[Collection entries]
########

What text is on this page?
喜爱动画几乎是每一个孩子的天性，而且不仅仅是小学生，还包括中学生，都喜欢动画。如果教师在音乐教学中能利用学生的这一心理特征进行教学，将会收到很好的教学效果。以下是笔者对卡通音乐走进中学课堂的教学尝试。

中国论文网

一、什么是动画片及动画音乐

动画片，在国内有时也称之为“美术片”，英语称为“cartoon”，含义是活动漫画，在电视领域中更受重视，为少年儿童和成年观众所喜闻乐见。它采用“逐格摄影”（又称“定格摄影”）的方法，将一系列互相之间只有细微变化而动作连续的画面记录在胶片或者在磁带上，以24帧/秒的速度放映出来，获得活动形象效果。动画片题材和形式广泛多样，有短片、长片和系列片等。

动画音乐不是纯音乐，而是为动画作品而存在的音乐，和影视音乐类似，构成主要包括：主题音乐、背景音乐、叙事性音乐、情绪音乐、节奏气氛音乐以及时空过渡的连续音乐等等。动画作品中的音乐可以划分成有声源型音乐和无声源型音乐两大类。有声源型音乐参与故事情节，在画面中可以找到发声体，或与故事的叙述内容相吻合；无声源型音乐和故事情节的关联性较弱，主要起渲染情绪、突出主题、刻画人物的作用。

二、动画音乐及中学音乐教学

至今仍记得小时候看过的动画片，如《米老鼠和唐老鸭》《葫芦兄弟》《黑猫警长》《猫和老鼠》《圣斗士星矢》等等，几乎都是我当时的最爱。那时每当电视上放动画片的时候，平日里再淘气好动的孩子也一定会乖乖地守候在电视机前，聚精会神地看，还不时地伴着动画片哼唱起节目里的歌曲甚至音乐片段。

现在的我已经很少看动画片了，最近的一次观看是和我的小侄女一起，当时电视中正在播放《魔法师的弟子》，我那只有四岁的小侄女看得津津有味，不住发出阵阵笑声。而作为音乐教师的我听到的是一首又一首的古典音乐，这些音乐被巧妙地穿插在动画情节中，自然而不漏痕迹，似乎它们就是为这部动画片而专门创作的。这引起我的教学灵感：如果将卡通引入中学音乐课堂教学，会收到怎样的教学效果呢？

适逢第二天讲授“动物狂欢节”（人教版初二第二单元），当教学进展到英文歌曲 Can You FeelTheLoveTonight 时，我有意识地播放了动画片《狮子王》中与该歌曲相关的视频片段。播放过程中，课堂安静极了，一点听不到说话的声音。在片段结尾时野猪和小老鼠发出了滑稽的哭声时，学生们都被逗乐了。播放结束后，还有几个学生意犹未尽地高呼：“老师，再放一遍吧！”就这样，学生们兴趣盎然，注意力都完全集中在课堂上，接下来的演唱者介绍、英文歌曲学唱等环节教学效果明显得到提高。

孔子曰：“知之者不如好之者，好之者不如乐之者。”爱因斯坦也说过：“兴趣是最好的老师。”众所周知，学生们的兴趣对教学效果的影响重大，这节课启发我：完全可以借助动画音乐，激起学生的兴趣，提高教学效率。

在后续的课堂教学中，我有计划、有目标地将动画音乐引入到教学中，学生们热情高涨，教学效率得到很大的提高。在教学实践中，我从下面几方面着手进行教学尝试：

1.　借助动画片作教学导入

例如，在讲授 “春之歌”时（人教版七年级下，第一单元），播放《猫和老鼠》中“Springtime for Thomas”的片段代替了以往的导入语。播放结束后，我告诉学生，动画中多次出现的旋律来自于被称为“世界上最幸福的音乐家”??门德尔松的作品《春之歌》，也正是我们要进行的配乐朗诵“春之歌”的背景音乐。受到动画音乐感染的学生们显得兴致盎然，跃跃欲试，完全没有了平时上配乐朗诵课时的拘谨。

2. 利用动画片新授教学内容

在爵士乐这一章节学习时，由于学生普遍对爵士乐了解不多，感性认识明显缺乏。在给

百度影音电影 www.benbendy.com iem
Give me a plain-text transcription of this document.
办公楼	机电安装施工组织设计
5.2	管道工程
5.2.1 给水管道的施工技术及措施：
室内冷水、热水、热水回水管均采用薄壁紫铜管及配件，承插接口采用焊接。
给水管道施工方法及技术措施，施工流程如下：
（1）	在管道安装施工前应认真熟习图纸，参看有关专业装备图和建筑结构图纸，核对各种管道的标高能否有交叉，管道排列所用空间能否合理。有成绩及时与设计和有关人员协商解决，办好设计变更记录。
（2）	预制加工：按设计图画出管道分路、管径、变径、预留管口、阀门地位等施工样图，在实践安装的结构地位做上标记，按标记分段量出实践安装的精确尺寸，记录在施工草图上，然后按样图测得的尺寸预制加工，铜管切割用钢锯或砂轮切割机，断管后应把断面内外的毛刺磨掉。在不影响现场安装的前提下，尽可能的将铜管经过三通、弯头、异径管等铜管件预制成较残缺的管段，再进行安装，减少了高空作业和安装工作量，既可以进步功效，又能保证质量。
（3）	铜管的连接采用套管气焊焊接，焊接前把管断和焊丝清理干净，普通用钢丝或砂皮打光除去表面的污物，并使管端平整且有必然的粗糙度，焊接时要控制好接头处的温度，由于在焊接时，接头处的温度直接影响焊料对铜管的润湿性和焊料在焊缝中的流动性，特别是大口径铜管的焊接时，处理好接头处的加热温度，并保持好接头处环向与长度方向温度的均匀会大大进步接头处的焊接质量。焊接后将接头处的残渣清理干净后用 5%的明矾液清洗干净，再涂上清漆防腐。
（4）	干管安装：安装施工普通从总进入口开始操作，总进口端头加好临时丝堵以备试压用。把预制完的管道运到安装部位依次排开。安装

########

Task goal
Extract every line above exactly as it stands.

Exercise response
What text is on this page?
喜爱动画几乎是每一个孩子的天性，而且不仅仅是小学生，还包括中学生，都喜欢动画。如果教师在音乐教学中能利用学生的这一心理特征进行教学，将会收到很好的教学效果。以下是笔者对卡通音乐走进中学课堂的教学尝试。

中国论文网

一、什么是动画片及动画音乐

动画片，在国内有时也称之为“美术片”，英语称为“cartoon”，含义是活动漫画，在电视领域中更受重视，为少年儿童和成年观众所喜闻乐见。它采用“逐格摄影”（又称“定格摄影”）的方法，将一系列互相之间只有细微变化而动作连续的画面记录在胶片或者在磁带上，以24帧/秒的速度放映出来，获得活动形象效果。动画片题材和形式广泛多样，有短片、长片和系列片等。

动画音乐不是纯音乐，而是为动画作品而存在的音乐，和影视音乐类似，构成主要包括：主题音乐、背景音乐、叙事性音乐、情绪音乐、节奏气氛音乐以及时空过渡的连续音乐等等。动画作品中的音乐可以划分成有声源型音乐和无声源型音乐两大类。有声源型音乐参与故事情节，在画面中可以找到发声体，或与故事的叙述内容相吻合；无声源型音乐和故事情节的关联性较弱，主要起渲染情绪、突出主题、刻画人物的作用。

二、动画音乐及中学音乐教学

至今仍记得小时候看过的动画片，如《米老鼠和唐老鸭》《葫芦兄弟》《黑猫警长》《猫和老鼠》《圣斗士星矢》等等，几乎都是我当时的最爱。那时每当电视上放动画片的时候，平日里再淘气好动的孩子也一定会乖乖地守候在电视机前，聚精会神地看，还不时地伴着动画片哼唱起节目里的歌曲甚至音乐片段。

现在的我已经很少看动画片了，最近的一次观看是和我的小侄女一起，当时电视中正在播放《魔法师的弟子》，我那只有四岁的小侄女看得津津有味，不住发出阵阵笑声。而作为音乐教师的我听到的是一首又一首的古典音乐，这些音乐被巧妙地穿插在动画情节中，自然而不漏痕迹，似乎它们就是为这部动画片而专门创作的。这引起我的教学灵感：如果将卡通引入中学音乐课堂教学，会收到怎样的教学效果呢？

适逢第二天讲授“动物狂欢节”（人教版初二第二单元），当教学进展到英文歌曲 Can You FeelTheLoveTonight 时，我有意识地播放了动画片《狮子王》中与该歌曲相关的视频片段。播放过程中，课堂安静极了，一点听不到说话的声音。在片段结尾时野猪和小老鼠发出了滑稽的哭声时，学生们都被逗乐了。播放结束后，还有几个学生意犹未尽地高呼：“老师，再放一遍吧！”就这样，学生们兴趣盎然，注意力都完全集中在课堂上，接下来的演唱者介绍、英文歌曲学唱等环节教学效果明显得到提高。

孔子曰：“知之者不如好之者，好之者不如乐之者。”爱因斯坦也说过：“兴趣是最好的老师。”众所周知，学生们的兴趣对教学效果的影响重大，这节课启发我：完全可以借助动画音乐，激起学生的兴趣，提高教学效率。

在后续的课堂教学中，我有计划、有目标地将动画音乐引入到教学中，学生们热情高涨，教学效率得到很大的提高。在教学实践中，我从下面几方面着手进行教学尝试：

1.　借助动画片作教学导入

例如，在讲授 “春之歌”时（人教版七年级下，第一单元），播放《猫和老鼠》中“Springtime for Thomas”的片段代替了以往的导入语。播放结束后，我告诉学生，动画中多次出现的旋律来自于被称为“世界上最幸福的音乐家”??门德尔松的作品《春之歌》，也正是我们要进行的配乐朗诵“春之歌”的背景音乐。受到动画音乐感染的学生们显得兴致盎然，跃跃欲试，完全没有了平时上配乐朗诵课时的拘谨。

2. 利用动画片新授教学内容

在爵士乐这一章节学习时，由于学生普遍对爵士乐了解不多，感性认识明显缺乏。在给

百度影音电影 www.benbendy.com iem
Give me a plain-text transcription of this document.
办公楼	机电安装施工组织设计
5.2	管道工程
5.2.1 给水管道的施工技术及措施：
室内冷水、热水、热水回水管均采用薄壁紫铜管及配件，承插接口采用焊接。
给水管道施工方法及技术措施，施工流程如下：
（1）	在管道安装施工前应认真熟习图纸，参看有关专业装备图和建筑结构图纸，核对各种管道的标高能否有交叉，管道排列所用空间能否合理。有成绩及时与设计和有关人员协商解决，办好设计变更记录。
（2）	预制加工：按设计图画出管道分路、管径、变径、预留管口、阀门地位等施工样图，在实践安装的结构地位做上标记，按标记分段量出实践安装的精确尺寸，记录在施工草图上，然后按样图测得的尺寸预制加工，铜管切割用钢锯或砂轮切割机，断管后应把断面内外的毛刺磨掉。在不影响现场安装的前提下，尽可能的将铜管经过三通、弯头、异径管等铜管件预制成较残缺的管段，再进行安装，减少了高空作业和安装工作量，既可以进步功效，又能保证质量。
（3）	铜管的连接采用套管气焊焊接，焊接前把管断和焊丝清理干净，普通用钢丝或砂皮打光除去表面的污物，并使管端平整且有必然的粗糙度，焊接时要控制好接头处的温度，由于在焊接时，接头处的温度直接影响焊料对铜管的润湿性和焊料在焊缝中的流动性，特别是大口径铜管的焊接时，处理好接头处的加热温度，并保持好接头处环向与长度方向温度的均匀会大大进步接头处的焊接质量。焊接后将接头处的残渣清理干净后用 5%的明矾液清洗干净，再涂上清漆防腐。
（4）	干管安装：安装施工普通从总进入口开始操作，总进口端头加好临时丝堵以备试压用。把预制完的管道运到安装部位依次排开。安装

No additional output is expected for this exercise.